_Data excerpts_
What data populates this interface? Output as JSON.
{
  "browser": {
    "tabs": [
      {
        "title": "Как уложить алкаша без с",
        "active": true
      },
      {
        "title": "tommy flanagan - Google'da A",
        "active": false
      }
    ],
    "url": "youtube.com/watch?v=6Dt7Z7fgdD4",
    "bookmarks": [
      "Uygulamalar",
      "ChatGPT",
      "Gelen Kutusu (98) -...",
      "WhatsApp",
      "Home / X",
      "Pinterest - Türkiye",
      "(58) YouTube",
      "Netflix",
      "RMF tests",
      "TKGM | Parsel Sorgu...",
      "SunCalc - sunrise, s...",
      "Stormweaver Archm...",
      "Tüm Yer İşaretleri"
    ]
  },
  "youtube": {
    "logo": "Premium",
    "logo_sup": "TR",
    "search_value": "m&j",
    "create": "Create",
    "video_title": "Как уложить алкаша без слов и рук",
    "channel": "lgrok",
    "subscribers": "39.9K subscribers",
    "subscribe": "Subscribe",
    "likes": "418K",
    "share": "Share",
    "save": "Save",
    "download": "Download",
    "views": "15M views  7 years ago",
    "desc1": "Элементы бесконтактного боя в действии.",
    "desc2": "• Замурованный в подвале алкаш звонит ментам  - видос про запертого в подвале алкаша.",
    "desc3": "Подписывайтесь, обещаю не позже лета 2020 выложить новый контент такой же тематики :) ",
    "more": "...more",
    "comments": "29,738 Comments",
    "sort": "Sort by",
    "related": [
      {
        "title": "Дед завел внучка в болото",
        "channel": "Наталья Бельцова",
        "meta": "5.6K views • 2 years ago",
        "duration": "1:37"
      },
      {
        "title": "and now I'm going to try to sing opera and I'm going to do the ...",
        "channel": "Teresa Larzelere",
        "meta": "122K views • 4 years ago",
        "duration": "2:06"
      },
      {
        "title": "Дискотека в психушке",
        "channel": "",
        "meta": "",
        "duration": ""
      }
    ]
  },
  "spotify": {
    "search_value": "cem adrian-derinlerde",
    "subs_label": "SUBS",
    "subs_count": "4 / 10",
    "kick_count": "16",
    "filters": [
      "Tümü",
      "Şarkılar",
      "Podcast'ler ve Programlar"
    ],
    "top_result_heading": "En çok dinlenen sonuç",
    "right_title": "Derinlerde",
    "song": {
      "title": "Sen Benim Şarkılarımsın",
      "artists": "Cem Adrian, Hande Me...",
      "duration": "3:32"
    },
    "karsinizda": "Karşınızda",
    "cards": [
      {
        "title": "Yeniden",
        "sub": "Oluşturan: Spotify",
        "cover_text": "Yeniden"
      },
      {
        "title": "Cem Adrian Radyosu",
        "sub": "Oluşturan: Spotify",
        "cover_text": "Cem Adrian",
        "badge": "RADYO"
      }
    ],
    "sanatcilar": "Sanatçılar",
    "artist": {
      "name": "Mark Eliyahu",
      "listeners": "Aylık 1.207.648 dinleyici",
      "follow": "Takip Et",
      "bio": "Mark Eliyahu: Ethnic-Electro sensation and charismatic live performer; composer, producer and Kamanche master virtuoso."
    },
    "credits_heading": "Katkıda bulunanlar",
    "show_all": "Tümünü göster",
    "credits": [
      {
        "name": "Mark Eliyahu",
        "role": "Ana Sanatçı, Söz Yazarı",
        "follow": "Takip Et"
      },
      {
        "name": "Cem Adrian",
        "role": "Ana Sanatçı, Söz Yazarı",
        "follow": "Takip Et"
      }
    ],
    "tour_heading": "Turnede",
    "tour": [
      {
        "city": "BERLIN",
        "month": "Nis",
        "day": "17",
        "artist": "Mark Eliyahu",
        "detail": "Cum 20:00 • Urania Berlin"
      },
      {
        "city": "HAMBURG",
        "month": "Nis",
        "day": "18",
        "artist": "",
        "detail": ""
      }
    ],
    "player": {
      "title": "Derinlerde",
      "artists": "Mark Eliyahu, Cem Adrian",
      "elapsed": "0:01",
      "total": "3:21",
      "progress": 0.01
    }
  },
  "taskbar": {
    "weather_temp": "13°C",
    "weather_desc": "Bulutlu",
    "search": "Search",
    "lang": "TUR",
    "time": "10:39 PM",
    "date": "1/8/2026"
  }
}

_What needs to be done_
Without changing a word, restate the whole listing.

_Exercise result_
What data populates this interface? Output as JSON.
{
  "browser": {
    "tabs": [
      {
        "title": "Как уложить алкаша без с",
        "active": true
      },
      {
        "title": "tommy flanagan - Google'da A",
        "active": false
      }
    ],
    "url": "youtube.com/watch?v=6Dt7Z7fgdD4",
    "bookmarks": [
      "Uygulamalar",
      "ChatGPT",
      "Gelen Kutusu (98) -...",
      "WhatsApp",
      "Home / X",
      "Pinterest - Türkiye",
      "(58) YouTube",
      "Netflix",
      "RMF tests",
      "TKGM | Parsel Sorgu...",
      "SunCalc - sunrise, s...",
      "Stormweaver Archm...",
      "Tüm Yer İşaretleri"
    ]
  },
  "youtube": {
    "logo": "Premium",
    "logo_sup": "TR",
    "search_value": "m&j",
    "create": "Create",
    "video_title": "Как уложить алкаша без слов и рук",
    "channel": "lgrok",
    "subscribers": "39.9K subscribers",
    "subscribe": "Subscribe",
    "likes": "418K",
    "share": "Share",
    "save": "Save",
    "download": "Download",
    "views": "15M views  7 years ago",
    "desc1": "Элементы бесконтактного боя в действии.",
    "desc2": "• Замурованный в подвале алкаш звонит ментам  - видос про запертого в подвале алкаша.",
    "desc3": "Подписывайтесь, обещаю не позже лета 2020 выложить новый контент такой же тематики :) ",
    "more": "...more",
    "comments": "29,738 Comments",
    "sort": "Sort by",
    "related": [
      {
        "title": "Дед завел внучка в болото",
        "channel": "Наталья Бельцова",
        "meta": "5.6K views • 2 years ago",
        "duration": "1:37"
      },
      {
        "title": "and now I'm going to try to sing opera and I'm going to do the ...",
        "channel": "Teresa Larzelere",
        "meta": "122K views • 4 years ago",
        "duration": "2:06"
      },
      {
        "title": "Дискотека в психушке",
        "channel": "",
        "meta": "",
        "duration": ""
      }
    ]
  },
  "spotify": {
    "search_value": "cem adrian-derinlerde",
    "subs_label": "SUBS",
    "subs_count": "4 / 10",
    "kick_count": "16",
    "filters": [
      "Tümü",
      "Şarkılar",
      "Podcast'ler ve Programlar"
    ],
    "top_result_heading": "En çok dinlenen sonuç",
    "right_title": "Derinlerde",
    "song": {
      "title": "Sen Benim Şarkılarımsın",
      "artists": "Cem Adrian, Hande Me...",
      "duration": "3:32"
    },
    "karsinizda": "Karşınızda",
    "cards": [
      {
        "title": "Yeniden",
        "sub": "Oluşturan: Spotify",
        "cover_text": "Yeniden"
      },
      {
        "title": "Cem Adrian Radyosu",
        "sub": "Oluşturan: Spotify",
        "cover_text": "Cem Adrian",
        "badge": "RADYO"
      }
    ],
    "sanatcilar": "Sanatçılar",
    "artist": {
      "name": "Mark Eliyahu",
      "listeners": "Aylık 1.207.648 dinleyici",
      "follow": "Takip Et",
      "bio": "Mark Eliyahu: Ethnic-Electro sensation and charismatic live performer; composer, producer and Kamanche master virtuoso."
    },
    "credits_heading": "Katkıda bulunanlar",
    "show_all": "Tümünü göster",
    "credits": [
      {
        "name": "Mark Eliyahu",
        "role": "Ana Sanatçı, Söz Yazarı",
        "follow": "Takip Et"
      },
      {
        "name": "Cem Adrian",
        "role": "Ana Sanatçı, Söz Yazarı",
        "follow": "Takip Et"
      }
    ],
    "tour_heading": "Turnede",
    "tour": [
      {
        "city": "BERLIN",
        "month": "Nis",
        "day": "17",
        "artist": "Mark Eliyahu",
        "detail": "Cum 20:00 • Urania Berlin"
      },
      {
        "city": "HAMBURG",
        "month": "Nis",
        "day": "18",
        "artist": "",
        "detail": ""
      }
    ],
    "player": {
      "title": "Derinlerde",
      "artists": "Mark Eliyahu, Cem Adrian",
      "elapsed": "0:01",
      "total": "3:21",
      "progress": 0.01
    }
  },
  "taskbar": {
    "weather_temp": "13°C",
    "weather_desc": "Bulutlu",
    "search": "Search",
    "lang": "TUR",
    "time": "10:39 PM",
    "date": "1/8/2026"
  }
}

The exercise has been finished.